Objective:
Select all lines in the records that include "spots".
<<<<
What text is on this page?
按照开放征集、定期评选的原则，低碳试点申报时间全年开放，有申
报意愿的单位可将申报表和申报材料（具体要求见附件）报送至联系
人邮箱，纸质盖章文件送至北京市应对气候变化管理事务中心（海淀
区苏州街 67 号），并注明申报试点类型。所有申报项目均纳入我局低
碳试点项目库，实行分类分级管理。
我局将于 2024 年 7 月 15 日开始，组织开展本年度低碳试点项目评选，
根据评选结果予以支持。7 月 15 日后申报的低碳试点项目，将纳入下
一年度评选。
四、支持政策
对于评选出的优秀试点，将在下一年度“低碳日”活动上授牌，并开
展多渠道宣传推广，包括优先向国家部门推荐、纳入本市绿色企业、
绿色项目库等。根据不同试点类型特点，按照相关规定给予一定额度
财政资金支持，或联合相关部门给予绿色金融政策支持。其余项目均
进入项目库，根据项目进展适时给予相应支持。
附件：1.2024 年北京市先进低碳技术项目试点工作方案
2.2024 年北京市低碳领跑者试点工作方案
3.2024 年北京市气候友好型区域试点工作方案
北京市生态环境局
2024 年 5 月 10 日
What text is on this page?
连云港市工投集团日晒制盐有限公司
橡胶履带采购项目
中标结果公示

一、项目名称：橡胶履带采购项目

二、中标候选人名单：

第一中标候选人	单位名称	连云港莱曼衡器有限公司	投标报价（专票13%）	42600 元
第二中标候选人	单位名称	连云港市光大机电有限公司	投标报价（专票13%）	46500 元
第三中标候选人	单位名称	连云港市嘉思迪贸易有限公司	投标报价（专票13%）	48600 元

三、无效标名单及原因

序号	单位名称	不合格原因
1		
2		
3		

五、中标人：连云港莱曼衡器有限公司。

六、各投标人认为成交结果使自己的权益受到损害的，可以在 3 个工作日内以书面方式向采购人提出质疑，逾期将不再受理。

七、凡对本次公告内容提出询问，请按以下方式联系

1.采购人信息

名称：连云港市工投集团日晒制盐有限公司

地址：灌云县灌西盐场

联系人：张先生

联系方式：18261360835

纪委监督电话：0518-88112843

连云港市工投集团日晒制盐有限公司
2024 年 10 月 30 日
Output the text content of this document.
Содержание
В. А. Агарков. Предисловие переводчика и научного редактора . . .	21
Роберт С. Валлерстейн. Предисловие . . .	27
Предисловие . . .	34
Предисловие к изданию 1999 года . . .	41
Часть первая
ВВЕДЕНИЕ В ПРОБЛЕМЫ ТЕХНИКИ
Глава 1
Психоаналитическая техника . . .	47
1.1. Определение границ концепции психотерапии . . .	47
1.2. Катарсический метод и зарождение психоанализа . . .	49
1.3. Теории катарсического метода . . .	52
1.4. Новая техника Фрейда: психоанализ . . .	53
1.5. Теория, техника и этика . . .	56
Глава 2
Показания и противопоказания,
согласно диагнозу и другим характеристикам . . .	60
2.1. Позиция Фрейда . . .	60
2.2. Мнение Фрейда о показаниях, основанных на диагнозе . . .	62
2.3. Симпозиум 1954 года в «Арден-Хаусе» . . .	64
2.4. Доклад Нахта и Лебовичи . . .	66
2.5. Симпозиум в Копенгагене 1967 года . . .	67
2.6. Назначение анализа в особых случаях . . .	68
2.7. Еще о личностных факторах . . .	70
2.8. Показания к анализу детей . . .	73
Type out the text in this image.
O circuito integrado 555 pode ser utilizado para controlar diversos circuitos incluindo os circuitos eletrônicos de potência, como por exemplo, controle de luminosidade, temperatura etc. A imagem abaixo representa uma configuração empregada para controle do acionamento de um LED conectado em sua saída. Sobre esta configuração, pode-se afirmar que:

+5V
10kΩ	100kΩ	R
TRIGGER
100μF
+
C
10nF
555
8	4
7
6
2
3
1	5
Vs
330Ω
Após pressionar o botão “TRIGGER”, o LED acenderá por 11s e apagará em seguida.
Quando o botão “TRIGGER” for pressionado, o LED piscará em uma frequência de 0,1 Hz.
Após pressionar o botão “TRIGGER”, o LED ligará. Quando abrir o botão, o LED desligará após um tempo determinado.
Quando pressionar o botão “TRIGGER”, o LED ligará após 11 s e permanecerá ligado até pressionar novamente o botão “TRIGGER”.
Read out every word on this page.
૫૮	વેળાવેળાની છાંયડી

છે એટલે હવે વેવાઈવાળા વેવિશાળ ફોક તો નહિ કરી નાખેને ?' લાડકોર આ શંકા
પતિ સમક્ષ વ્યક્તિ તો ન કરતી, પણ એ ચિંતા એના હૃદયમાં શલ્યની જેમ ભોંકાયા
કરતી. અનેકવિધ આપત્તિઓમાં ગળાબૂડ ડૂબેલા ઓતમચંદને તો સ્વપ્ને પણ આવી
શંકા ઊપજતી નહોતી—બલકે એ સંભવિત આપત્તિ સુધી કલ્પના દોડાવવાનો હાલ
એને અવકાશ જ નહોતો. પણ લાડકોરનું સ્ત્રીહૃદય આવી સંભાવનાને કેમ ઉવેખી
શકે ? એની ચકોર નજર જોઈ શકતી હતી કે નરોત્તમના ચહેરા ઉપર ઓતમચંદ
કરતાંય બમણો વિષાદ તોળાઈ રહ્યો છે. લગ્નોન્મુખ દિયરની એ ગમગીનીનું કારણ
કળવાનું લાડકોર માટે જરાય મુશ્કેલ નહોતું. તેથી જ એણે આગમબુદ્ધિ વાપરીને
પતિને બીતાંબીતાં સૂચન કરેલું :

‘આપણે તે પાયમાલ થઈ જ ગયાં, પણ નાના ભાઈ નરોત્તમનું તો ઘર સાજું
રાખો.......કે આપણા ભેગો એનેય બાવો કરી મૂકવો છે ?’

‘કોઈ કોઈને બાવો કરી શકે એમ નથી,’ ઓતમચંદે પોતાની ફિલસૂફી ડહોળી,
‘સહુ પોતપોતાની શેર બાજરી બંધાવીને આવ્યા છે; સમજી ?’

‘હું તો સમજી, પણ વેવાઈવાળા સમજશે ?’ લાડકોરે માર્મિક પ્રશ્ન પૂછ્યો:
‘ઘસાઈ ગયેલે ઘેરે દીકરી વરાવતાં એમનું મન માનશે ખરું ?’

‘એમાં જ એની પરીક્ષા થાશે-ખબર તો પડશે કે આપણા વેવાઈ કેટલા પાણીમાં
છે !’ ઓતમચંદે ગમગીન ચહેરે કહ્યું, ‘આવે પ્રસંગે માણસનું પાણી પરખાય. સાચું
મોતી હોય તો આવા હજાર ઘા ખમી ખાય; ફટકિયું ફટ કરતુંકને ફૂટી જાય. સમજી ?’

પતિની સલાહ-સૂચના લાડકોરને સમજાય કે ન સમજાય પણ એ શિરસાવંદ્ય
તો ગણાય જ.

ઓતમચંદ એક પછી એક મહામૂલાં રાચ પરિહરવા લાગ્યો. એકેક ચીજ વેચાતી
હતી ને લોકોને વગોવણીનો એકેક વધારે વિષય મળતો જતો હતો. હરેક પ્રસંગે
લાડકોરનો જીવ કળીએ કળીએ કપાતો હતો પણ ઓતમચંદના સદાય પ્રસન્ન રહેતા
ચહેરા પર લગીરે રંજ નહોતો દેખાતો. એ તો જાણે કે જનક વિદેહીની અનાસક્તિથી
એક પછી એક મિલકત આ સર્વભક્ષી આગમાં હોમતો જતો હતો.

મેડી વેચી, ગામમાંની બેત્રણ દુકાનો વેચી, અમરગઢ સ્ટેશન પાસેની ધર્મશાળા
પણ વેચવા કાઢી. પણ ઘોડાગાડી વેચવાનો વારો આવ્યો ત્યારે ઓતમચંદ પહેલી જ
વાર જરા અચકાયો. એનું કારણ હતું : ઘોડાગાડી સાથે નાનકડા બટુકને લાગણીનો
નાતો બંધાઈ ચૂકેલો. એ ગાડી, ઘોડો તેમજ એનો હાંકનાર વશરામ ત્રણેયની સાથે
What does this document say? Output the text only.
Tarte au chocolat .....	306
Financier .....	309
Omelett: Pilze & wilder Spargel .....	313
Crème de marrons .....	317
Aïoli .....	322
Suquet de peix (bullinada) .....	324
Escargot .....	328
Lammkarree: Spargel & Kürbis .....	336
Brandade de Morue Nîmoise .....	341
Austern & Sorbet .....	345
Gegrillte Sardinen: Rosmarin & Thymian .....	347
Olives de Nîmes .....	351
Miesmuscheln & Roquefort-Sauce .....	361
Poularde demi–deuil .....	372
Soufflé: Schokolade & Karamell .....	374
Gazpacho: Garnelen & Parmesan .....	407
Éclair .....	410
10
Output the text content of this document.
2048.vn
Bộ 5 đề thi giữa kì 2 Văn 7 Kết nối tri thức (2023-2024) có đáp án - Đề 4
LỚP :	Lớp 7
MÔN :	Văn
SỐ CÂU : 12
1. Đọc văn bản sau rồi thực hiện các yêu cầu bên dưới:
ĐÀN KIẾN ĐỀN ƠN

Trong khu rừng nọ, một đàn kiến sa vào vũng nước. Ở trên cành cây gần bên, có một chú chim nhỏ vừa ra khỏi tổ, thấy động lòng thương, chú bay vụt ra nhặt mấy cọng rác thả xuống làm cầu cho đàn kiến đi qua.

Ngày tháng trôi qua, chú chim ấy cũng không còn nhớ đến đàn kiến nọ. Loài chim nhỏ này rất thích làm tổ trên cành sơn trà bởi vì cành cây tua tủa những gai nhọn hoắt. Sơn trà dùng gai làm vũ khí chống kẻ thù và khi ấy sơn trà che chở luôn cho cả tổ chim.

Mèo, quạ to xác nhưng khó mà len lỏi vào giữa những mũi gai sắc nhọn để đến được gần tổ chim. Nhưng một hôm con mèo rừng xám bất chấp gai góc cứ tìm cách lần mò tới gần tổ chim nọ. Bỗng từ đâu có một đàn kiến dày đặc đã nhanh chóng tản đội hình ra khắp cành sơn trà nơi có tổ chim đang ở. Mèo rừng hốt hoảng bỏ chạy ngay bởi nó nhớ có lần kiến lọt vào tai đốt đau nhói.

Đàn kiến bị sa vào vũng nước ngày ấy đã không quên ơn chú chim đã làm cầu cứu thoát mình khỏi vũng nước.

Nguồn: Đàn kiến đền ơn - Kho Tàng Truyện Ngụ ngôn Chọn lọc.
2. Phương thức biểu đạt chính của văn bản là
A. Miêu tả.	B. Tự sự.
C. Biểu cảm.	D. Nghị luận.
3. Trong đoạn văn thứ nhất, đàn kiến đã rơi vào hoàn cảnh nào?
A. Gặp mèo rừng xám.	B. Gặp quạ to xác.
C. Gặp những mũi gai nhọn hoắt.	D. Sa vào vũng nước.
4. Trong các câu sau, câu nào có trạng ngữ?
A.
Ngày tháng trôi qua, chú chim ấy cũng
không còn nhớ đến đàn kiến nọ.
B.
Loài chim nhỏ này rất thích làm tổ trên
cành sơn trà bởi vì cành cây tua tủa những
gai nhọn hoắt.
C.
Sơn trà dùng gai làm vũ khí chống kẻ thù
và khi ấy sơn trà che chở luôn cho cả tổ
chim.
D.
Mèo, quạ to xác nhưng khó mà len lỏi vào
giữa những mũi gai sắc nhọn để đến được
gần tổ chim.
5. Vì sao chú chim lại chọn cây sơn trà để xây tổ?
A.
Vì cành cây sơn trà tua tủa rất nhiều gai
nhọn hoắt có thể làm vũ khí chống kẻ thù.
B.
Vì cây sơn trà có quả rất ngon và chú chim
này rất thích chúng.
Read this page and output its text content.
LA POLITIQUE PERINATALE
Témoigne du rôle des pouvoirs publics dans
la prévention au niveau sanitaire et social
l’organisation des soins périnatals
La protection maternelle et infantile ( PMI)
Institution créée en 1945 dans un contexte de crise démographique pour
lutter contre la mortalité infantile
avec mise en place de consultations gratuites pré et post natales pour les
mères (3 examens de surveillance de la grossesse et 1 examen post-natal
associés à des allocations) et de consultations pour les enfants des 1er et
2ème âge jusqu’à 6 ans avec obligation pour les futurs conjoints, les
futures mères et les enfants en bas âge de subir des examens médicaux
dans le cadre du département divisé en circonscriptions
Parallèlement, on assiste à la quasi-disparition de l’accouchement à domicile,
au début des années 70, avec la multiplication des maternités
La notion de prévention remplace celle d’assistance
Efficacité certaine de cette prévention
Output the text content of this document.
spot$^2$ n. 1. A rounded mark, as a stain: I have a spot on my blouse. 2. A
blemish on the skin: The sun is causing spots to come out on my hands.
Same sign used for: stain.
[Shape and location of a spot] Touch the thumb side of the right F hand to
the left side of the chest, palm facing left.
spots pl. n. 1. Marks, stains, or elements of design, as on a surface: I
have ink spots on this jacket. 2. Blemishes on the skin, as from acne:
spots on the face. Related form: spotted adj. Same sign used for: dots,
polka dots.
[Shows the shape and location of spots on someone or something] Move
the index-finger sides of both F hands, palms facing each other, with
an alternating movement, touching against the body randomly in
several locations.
>>>>
Final answer:
blemish on the skin: The sun is causing spots to come out on my hands.
spots pl. n. 1. Marks, stains, or elements of design, as on a surface: I
have ink spots on this jacket. 2. Blemishes on the skin, as from acne:
spots on the face. Related form: spotted adj. Same sign used for: dots,
[Shows the shape and location of spots on someone or something] Move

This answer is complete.